→ O que produzir: Reproduza o trecho sobre o comércio do Brasil com China e EUA desde "O comércio bilateral" até "superávit na balança.", inclusive, substituindo "gigante asiático" por "parceiro asiático".

→ Trecho fornecido:
Em um cenário global marcado pela crescente hostilidade comercial entre Estados Unidos e China, os números da balança comercial brasileira no primeiro trimestre de 2025 revelam um quadro surpreendente e paradoxal. Dados oficiais indicam que o Brasil atingiu fluxos de comércio (exportações + importações) recordes, em valores nominais, com ambos os gigantes – justamente no período em que a guerra tarifária entre eles escalou para níveis sem precedentes. Se por um lado os números podem sugerir resiliência e habilidade brasileira em navegar na crise, por outro, um olhar mais atento, especialmente sobre a explosão de 35% nas importações vindas da China, acende um alerta no governo federal sobre a possibilidade de o país estar se tornando uma rota de desvio para produtos chineses barrados nos EUA. O recorde comercial do Brasil com China e EUA em plena guerra tarifária exige uma análise cuidadosa.
Relação com a China: Superávit Resiste, Mas Importações Disparam (+35%)
O comércio bilateral com a China foi o principal motor do recorde geral, ultrapassando US$ 38,8 bilhões no primeiro trimestre. As exportações brasileiras para o gigante asiático somaram robustos US$ 19,8 bilhões, garantindo a manutenção de um superávit na balança.

→ Dados extraídos:

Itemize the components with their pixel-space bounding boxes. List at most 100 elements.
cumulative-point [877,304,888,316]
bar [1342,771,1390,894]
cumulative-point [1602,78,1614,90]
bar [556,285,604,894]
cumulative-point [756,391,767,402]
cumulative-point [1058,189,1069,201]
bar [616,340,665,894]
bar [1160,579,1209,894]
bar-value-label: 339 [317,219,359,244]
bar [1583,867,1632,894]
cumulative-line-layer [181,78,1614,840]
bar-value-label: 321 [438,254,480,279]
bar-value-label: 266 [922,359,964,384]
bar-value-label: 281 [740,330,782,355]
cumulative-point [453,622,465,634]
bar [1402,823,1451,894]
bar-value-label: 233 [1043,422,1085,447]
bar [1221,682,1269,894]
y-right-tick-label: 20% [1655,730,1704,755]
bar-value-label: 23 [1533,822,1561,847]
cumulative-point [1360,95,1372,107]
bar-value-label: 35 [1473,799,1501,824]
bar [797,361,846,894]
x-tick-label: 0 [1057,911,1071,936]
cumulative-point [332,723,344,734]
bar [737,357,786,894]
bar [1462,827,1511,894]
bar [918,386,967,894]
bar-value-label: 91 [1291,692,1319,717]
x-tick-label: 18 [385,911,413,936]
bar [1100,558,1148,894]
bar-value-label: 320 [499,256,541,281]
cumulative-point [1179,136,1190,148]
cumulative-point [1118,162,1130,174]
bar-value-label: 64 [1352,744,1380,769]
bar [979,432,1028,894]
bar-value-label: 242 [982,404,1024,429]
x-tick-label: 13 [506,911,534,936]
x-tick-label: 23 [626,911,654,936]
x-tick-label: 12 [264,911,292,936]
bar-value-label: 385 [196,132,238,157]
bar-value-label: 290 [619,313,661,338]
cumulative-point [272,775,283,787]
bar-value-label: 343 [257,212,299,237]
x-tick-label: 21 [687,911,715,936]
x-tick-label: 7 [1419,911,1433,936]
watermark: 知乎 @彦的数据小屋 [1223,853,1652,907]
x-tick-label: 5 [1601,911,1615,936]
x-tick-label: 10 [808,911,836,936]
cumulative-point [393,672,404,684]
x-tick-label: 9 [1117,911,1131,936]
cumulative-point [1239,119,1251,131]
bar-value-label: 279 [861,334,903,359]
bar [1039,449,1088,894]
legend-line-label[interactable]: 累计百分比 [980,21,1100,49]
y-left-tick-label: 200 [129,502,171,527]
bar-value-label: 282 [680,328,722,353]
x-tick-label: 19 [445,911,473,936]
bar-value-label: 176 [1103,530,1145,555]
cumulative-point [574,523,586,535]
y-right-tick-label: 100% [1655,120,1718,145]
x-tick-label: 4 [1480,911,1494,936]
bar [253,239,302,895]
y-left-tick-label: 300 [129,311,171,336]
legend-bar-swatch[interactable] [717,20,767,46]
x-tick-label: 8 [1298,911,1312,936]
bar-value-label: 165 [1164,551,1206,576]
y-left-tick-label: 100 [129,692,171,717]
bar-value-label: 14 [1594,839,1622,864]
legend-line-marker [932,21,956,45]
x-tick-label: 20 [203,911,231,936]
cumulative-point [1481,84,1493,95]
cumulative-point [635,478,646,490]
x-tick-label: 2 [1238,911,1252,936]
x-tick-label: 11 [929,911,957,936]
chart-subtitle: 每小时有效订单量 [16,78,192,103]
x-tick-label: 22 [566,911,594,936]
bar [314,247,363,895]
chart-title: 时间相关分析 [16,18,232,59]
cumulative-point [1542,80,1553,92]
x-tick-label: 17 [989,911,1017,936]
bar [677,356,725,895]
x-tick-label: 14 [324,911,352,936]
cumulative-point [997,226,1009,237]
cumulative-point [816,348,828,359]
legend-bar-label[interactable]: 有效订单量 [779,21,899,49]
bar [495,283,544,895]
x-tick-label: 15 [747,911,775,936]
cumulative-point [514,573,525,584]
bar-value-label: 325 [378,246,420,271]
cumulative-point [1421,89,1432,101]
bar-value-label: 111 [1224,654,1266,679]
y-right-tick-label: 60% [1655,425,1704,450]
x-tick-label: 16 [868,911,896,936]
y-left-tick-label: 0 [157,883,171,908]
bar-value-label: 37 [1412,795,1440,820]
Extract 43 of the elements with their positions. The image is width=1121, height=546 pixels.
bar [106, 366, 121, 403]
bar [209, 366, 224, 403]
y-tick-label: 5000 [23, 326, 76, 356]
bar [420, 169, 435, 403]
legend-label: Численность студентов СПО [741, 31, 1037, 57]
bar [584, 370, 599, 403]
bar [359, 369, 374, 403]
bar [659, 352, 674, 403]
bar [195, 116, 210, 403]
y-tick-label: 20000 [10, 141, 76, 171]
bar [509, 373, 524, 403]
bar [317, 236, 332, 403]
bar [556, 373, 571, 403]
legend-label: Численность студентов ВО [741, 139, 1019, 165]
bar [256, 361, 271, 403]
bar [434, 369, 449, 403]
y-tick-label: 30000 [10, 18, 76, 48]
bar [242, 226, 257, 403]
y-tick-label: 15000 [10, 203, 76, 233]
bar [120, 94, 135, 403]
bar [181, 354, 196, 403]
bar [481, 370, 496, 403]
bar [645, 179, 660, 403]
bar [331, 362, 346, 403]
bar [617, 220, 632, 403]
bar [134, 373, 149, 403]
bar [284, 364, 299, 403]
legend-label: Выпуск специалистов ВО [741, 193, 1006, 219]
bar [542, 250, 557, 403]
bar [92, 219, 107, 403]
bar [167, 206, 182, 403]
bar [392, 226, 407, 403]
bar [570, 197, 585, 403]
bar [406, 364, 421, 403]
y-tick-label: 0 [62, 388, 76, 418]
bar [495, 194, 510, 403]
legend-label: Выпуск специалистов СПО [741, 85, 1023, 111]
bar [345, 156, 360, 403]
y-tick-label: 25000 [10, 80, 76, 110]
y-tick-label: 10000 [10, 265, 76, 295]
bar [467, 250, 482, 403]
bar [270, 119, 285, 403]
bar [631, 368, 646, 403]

→ Resposta completa:
O comércio bilateral com a China foi o principal motor do recorde geral, ultrapassando US$ 38,8 bilhões no primeiro trimestre. As exportações brasileiras para o parceiro asiático somaram robustos US$ 19,8 bilhões, garantindo a manutenção de um superávit na balança.